-- start of Records for the task --
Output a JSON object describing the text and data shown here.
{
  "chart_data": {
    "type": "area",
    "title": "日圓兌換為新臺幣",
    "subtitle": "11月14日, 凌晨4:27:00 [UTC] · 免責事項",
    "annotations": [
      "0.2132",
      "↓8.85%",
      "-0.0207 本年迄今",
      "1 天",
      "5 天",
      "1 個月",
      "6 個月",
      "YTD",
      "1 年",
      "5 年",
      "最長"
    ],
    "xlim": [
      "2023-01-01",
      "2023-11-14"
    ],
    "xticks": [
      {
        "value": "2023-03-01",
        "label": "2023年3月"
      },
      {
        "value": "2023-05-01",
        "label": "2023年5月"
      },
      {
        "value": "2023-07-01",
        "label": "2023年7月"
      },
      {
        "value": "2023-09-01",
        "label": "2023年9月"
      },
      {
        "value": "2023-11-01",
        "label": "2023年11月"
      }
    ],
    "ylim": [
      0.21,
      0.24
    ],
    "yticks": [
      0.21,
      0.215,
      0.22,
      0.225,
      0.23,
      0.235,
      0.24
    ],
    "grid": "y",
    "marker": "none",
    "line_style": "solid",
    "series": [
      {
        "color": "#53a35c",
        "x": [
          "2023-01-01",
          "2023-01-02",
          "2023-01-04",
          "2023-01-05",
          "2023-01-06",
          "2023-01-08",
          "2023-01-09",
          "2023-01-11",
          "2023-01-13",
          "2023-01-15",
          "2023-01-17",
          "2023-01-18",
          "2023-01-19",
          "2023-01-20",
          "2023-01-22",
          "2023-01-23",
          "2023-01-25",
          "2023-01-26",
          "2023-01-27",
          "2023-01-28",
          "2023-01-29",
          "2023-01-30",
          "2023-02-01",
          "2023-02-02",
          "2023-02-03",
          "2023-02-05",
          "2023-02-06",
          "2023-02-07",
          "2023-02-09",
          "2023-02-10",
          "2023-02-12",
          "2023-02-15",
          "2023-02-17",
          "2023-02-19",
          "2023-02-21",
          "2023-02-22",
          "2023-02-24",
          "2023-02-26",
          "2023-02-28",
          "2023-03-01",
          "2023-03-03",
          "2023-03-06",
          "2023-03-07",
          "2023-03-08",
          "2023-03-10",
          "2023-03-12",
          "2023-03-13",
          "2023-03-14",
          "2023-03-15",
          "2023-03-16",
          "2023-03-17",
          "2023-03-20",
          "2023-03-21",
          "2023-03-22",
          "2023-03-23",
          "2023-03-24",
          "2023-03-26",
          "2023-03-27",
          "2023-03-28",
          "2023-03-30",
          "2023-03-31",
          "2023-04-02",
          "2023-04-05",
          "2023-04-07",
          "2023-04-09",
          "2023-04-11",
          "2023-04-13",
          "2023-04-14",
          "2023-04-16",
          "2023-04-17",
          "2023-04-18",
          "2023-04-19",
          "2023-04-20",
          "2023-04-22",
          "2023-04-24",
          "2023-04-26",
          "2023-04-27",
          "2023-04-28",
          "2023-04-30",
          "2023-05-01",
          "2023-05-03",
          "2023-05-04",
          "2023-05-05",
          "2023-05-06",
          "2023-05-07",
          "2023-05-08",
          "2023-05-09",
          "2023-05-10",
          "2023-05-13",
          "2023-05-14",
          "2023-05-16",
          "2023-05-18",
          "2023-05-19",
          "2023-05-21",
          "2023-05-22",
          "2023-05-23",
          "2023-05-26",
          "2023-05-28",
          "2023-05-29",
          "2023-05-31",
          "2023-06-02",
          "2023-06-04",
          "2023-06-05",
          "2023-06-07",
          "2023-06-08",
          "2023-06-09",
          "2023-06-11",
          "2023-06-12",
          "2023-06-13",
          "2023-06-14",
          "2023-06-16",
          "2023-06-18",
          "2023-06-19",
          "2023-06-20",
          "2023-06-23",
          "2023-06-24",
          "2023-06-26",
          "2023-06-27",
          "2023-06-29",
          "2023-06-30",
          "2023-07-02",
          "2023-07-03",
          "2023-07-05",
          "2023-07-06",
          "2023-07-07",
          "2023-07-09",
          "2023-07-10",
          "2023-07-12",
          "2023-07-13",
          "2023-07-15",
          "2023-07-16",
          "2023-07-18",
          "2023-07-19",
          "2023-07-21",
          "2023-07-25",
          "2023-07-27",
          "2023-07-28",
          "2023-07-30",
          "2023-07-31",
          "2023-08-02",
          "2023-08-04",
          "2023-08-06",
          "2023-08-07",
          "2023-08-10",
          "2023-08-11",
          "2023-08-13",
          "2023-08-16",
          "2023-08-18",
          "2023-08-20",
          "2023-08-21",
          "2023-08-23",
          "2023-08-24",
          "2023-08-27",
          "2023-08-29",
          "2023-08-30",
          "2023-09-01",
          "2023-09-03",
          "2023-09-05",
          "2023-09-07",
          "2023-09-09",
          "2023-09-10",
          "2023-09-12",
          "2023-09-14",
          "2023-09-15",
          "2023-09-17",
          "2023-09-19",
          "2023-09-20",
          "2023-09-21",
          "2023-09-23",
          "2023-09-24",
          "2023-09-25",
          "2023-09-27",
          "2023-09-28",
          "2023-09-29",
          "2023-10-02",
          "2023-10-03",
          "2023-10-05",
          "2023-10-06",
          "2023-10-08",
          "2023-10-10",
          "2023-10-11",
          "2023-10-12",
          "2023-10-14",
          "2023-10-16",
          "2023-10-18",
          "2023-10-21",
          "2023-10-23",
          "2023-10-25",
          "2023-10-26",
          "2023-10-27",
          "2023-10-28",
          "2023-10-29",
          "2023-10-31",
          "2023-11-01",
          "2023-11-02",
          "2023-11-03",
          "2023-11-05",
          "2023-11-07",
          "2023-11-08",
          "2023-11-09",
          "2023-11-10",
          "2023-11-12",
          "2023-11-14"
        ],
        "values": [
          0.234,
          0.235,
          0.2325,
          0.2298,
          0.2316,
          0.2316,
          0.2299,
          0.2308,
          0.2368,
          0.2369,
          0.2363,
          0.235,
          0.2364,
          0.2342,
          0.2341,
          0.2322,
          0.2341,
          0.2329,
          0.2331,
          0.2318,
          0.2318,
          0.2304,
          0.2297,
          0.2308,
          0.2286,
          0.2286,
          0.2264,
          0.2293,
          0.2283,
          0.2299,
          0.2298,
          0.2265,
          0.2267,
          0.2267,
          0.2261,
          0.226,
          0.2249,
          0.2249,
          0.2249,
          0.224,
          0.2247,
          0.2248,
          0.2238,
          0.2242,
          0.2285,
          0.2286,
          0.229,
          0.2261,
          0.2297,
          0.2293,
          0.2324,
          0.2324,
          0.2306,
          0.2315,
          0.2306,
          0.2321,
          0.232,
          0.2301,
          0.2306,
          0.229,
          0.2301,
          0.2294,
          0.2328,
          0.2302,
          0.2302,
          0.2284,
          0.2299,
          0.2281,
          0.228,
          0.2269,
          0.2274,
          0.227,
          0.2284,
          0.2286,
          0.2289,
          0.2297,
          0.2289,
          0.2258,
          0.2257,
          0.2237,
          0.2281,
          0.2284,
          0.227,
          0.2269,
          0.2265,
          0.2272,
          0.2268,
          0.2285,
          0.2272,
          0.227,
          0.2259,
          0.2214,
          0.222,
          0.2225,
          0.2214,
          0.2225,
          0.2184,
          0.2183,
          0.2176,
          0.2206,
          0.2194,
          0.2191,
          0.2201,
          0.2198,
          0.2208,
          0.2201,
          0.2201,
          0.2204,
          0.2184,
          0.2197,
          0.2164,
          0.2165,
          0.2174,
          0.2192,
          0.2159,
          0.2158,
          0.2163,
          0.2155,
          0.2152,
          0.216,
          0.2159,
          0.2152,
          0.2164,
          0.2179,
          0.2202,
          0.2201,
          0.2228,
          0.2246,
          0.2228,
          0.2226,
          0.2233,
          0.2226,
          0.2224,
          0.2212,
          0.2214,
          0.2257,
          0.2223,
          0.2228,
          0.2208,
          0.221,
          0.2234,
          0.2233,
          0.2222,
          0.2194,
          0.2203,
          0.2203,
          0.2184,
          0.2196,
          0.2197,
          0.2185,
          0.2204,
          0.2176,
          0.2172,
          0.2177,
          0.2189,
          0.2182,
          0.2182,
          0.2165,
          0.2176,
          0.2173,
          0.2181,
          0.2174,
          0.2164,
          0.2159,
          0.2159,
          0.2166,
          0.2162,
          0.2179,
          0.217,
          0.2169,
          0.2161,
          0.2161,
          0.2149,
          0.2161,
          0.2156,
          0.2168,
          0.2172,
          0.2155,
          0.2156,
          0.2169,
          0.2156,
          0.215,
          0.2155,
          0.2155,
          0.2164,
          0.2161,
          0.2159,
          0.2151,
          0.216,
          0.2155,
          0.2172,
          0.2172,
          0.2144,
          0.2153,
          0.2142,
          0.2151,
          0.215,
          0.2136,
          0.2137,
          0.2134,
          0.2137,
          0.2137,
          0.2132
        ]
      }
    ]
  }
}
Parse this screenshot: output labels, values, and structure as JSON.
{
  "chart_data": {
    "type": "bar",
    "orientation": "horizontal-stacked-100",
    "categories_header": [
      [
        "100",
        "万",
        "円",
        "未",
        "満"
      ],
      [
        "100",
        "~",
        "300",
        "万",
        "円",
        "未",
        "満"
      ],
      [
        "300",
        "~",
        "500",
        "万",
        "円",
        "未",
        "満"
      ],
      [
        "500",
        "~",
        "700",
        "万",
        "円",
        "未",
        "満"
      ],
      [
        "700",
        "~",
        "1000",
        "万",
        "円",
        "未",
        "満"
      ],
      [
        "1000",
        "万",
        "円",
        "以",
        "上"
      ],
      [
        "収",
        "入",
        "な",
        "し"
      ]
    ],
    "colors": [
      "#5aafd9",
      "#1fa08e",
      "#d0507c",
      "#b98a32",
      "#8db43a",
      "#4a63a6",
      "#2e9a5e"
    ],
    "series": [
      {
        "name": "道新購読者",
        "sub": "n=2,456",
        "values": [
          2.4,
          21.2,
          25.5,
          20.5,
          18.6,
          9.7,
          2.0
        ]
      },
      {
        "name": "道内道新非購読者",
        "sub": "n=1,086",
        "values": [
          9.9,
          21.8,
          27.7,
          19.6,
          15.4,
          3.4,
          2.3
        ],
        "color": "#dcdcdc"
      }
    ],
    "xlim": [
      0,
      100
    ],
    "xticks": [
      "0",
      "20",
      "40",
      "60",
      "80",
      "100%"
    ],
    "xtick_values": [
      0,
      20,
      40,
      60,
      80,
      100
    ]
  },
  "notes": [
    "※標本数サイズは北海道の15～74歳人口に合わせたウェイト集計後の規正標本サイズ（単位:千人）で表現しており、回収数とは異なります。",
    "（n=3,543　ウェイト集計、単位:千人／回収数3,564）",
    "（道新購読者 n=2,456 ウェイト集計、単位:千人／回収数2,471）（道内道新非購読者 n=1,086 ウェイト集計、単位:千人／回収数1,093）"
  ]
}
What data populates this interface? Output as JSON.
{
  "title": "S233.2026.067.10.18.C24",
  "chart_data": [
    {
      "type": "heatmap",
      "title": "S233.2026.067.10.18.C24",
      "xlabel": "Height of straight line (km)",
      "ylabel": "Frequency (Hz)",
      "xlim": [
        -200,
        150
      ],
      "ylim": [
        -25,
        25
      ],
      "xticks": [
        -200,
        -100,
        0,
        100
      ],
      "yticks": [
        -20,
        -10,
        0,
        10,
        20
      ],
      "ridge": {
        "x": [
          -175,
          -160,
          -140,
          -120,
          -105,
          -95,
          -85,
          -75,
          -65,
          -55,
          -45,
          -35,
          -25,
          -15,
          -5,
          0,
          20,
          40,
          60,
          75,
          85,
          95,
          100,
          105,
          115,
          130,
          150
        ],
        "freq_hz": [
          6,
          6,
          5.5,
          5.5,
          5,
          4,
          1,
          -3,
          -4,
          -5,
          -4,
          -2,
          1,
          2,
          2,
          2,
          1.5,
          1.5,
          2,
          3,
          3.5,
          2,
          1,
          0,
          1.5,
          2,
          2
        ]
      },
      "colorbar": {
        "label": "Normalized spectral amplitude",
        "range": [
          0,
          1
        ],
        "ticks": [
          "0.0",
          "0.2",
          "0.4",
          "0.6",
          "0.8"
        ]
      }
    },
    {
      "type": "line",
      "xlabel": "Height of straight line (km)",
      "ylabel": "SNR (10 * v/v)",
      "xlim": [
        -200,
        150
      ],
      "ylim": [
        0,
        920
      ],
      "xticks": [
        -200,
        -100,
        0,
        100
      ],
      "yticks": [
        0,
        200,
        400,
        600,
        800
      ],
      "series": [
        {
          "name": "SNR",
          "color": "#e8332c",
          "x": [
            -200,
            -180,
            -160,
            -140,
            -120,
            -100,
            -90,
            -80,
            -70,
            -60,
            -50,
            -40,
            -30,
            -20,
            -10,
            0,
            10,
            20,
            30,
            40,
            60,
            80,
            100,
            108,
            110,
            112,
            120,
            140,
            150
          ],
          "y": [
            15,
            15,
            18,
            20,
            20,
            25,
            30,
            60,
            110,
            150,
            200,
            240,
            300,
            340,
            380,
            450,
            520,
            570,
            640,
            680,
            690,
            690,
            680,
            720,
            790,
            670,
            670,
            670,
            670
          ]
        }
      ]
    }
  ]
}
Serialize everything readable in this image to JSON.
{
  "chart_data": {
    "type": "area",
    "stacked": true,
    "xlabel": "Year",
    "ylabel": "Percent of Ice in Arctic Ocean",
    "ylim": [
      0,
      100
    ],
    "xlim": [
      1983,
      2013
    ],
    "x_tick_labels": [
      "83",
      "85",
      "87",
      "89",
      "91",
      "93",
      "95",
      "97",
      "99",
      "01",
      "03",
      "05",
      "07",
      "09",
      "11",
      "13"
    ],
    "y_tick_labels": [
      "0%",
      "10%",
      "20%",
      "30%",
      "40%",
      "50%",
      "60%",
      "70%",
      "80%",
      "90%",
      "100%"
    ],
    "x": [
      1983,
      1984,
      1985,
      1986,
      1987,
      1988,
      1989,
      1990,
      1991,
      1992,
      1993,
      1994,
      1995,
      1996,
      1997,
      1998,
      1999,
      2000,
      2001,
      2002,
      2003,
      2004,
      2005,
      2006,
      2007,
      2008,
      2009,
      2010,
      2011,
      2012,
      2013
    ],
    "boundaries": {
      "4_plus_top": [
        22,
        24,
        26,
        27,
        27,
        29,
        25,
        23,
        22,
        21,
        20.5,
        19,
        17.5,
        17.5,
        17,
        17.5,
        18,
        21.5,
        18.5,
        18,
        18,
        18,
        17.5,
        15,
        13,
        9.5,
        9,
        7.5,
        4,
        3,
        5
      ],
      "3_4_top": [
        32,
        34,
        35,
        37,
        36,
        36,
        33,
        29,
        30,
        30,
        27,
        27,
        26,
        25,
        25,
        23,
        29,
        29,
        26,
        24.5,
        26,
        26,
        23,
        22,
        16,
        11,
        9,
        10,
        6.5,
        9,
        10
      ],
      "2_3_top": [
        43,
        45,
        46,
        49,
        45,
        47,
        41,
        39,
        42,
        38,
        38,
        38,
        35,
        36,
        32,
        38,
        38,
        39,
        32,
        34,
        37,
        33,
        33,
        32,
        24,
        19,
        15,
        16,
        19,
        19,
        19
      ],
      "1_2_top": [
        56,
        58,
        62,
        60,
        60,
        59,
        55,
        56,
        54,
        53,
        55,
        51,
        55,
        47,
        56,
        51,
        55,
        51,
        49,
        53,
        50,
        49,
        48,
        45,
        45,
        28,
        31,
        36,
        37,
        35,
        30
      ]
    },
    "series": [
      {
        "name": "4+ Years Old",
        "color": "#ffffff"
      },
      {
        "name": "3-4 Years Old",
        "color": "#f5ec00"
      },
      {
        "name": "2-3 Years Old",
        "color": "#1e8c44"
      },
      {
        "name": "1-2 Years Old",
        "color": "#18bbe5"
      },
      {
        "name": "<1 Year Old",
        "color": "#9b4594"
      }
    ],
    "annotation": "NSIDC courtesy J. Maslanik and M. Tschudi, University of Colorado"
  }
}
-- end of Records for the task --
* [Exercise goal]
Show each line of the listing that holds the string "stacked".

* [Expected answer]
    "orientation": "horizontal-stacked-100",
    "stacked": true,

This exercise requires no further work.